━━━ DATA PROVIDED ━━━

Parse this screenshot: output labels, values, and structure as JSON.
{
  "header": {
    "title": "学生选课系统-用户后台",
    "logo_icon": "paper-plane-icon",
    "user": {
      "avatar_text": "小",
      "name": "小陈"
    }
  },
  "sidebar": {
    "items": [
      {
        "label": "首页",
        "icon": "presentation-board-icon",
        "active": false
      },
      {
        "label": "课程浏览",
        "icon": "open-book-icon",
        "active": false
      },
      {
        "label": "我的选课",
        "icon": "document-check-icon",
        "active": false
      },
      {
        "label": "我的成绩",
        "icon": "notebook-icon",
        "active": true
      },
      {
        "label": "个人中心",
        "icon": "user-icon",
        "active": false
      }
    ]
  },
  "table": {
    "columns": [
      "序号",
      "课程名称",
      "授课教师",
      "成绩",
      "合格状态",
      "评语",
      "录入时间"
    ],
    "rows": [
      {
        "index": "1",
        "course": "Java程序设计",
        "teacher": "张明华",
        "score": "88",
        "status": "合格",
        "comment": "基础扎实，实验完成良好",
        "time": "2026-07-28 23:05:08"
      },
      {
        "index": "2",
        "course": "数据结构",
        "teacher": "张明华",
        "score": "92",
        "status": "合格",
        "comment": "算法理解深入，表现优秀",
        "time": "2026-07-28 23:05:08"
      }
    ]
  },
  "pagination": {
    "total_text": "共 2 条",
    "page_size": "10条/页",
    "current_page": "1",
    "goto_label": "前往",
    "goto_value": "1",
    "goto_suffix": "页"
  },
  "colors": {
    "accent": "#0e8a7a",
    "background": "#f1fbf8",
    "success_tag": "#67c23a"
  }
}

━━━

• EXERCISE TASK: Print the whole listing exactly as it is.

• RESPONSE TO THE EXERCISE:
Parse this screenshot: output labels, values, and structure as JSON.
{
  "header": {
    "title": "学生选课系统-用户后台",
    "logo_icon": "paper-plane-icon",
    "user": {
      "avatar_text": "小",
      "name": "小陈"
    }
  },
  "sidebar": {
    "items": [
      {
        "label": "首页",
        "icon": "presentation-board-icon",
        "active": false
      },
      {
        "label": "课程浏览",
        "icon": "open-book-icon",
        "active": false
      },
      {
        "label": "我的选课",
        "icon": "document-check-icon",
        "active": false
      },
      {
        "label": "我的成绩",
        "icon": "notebook-icon",
        "active": true
      },
      {
        "label": "个人中心",
        "icon": "user-icon",
        "active": false
      }
    ]
  },
  "table": {
    "columns": [
      "序号",
      "课程名称",
      "授课教师",
      "成绩",
      "合格状态",
      "评语",
      "录入时间"
    ],
    "rows": [
      {
        "index": "1",
        "course": "Java程序设计",
        "teacher": "张明华",
        "score": "88",
        "status": "合格",
        "comment": "基础扎实，实验完成良好",
        "time": "2026-07-28 23:05:08"
      },
      {
        "index": "2",
        "course": "数据结构",
        "teacher": "张明华",
        "score": "92",
        "status": "合格",
        "comment": "算法理解深入，表现优秀",
        "time": "2026-07-28 23:05:08"
      }
    ]
  },
  "pagination": {
    "total_text": "共 2 条",
    "page_size": "10条/页",
    "current_page": "1",
    "goto_label": "前往",
    "goto_value": "1",
    "goto_suffix": "页"
  },
  "colors": {
    "accent": "#0e8a7a",
    "background": "#f1fbf8",
    "success_tag": "#67c23a"
  }
}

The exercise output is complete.